THE TASK — Extract every line that includes the string "page".

Extracted data entries
** start **

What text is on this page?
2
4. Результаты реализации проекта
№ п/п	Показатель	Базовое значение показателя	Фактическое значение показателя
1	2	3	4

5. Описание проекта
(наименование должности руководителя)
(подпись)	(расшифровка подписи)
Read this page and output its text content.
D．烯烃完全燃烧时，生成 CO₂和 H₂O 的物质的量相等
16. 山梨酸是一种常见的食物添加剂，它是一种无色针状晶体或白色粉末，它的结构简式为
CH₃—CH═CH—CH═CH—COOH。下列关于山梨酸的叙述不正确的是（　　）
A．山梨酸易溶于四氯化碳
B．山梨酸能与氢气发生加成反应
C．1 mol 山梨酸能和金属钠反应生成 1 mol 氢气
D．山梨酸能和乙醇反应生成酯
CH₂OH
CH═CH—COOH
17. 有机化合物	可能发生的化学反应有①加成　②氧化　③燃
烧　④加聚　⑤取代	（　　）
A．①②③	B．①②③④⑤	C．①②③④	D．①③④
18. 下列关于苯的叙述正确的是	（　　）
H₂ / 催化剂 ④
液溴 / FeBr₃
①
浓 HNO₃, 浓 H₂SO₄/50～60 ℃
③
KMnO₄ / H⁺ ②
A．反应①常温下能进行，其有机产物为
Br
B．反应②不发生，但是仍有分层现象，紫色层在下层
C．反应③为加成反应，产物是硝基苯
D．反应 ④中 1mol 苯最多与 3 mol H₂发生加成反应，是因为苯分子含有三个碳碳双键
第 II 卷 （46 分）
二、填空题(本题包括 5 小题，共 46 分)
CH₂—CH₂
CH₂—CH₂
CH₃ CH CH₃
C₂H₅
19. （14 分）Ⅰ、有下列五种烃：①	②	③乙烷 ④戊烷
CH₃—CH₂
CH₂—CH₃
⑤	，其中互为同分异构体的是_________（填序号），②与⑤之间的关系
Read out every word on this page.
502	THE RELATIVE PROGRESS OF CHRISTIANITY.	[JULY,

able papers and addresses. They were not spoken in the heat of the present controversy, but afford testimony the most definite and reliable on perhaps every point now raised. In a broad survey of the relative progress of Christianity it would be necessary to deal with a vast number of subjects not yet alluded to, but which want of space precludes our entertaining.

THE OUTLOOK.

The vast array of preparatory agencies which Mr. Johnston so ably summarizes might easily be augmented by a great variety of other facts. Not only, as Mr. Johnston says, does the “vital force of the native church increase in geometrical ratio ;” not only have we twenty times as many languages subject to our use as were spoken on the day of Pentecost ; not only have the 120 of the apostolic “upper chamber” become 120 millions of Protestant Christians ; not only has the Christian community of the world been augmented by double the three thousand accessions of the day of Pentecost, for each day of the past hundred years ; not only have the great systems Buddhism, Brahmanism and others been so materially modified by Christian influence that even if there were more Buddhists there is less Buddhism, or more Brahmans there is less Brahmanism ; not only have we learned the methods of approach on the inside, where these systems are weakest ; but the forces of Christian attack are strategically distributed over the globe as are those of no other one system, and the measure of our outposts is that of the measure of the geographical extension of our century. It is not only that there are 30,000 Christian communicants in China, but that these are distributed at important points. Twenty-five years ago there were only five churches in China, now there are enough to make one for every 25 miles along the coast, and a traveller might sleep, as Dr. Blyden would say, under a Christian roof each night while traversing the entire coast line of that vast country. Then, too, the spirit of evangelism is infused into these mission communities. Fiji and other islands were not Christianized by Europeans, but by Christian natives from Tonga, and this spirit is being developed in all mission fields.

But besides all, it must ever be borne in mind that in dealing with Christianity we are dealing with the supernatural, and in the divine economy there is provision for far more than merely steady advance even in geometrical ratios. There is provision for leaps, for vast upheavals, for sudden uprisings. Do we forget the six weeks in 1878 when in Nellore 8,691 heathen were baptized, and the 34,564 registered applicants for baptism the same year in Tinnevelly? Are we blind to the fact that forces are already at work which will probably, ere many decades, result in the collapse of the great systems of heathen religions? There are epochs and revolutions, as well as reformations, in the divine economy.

** end **

FULL ANSWER —
What text is on this page?
Read this page and output its text content.
Read out every word on this page.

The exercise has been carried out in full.